# Provided data:

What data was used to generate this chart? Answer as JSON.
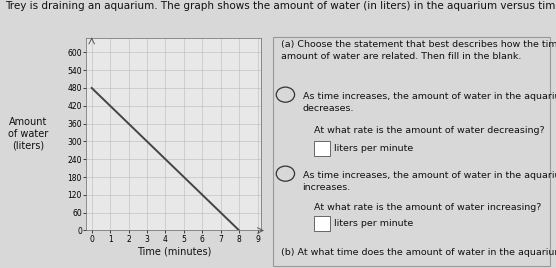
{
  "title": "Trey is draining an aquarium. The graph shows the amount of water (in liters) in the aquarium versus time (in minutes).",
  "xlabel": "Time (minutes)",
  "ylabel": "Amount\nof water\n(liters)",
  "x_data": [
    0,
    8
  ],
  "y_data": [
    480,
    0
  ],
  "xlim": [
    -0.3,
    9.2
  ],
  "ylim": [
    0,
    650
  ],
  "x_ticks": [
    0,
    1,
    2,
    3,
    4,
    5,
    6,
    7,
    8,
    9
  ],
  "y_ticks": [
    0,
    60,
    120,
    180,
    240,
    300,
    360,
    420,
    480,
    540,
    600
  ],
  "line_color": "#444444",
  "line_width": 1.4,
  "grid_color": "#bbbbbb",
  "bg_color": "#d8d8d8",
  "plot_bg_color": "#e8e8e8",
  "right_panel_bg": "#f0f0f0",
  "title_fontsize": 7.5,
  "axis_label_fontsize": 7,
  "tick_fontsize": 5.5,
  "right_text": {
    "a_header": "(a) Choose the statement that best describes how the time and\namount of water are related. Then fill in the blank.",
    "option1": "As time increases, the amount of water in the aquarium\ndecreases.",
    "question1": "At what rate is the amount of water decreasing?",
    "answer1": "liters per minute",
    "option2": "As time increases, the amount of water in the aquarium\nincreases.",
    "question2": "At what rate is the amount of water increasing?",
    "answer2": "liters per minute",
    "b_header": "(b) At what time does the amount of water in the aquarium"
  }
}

# Task statement:
Quote the listing above in full, except for the pictures.

# Final result:
What data was used to generate this chart? Answer as JSON.
{
  "title": "Trey is draining an aquarium. The graph shows the amount of water (in liters) in the aquarium versus time (in minutes).",
  "xlabel": "Time (minutes)",
  "ylabel": "Amount\nof water\n(liters)",
  "x_data": [
    0,
    8
  ],
  "y_data": [
    480,
    0
  ],
  "xlim": [
    -0.3,
    9.2
  ],
  "ylim": [
    0,
    650
  ],
  "x_ticks": [
    0,
    1,
    2,
    3,
    4,
    5,
    6,
    7,
    8,
    9
  ],
  "y_ticks": [
    0,
    60,
    120,
    180,
    240,
    300,
    360,
    420,
    480,
    540,
    600
  ],
  "line_color": "#444444",
  "line_width": 1.4,
  "grid_color": "#bbbbbb",
  "bg_color": "#d8d8d8",
  "plot_bg_color": "#e8e8e8",
  "right_panel_bg": "#f0f0f0",
  "title_fontsize": 7.5,
  "axis_label_fontsize": 7,
  "tick_fontsize": 5.5,
  "right_text": {
    "a_header": "(a) Choose the statement that best describes how the time and\namount of water are related. Then fill in the blank.",
    "option1": "As time increases, the amount of water in the aquarium\ndecreases.",
    "question1": "At what rate is the amount of water decreasing?",
    "answer1": "liters per minute",
    "option2": "As time increases, the amount of water in the aquarium\nincreases.",
    "question2": "At what rate is the amount of water increasing?",
    "answer2": "liters per minute",
    "b_header": "(b) At what time does the amount of water in the aquarium"
  }
}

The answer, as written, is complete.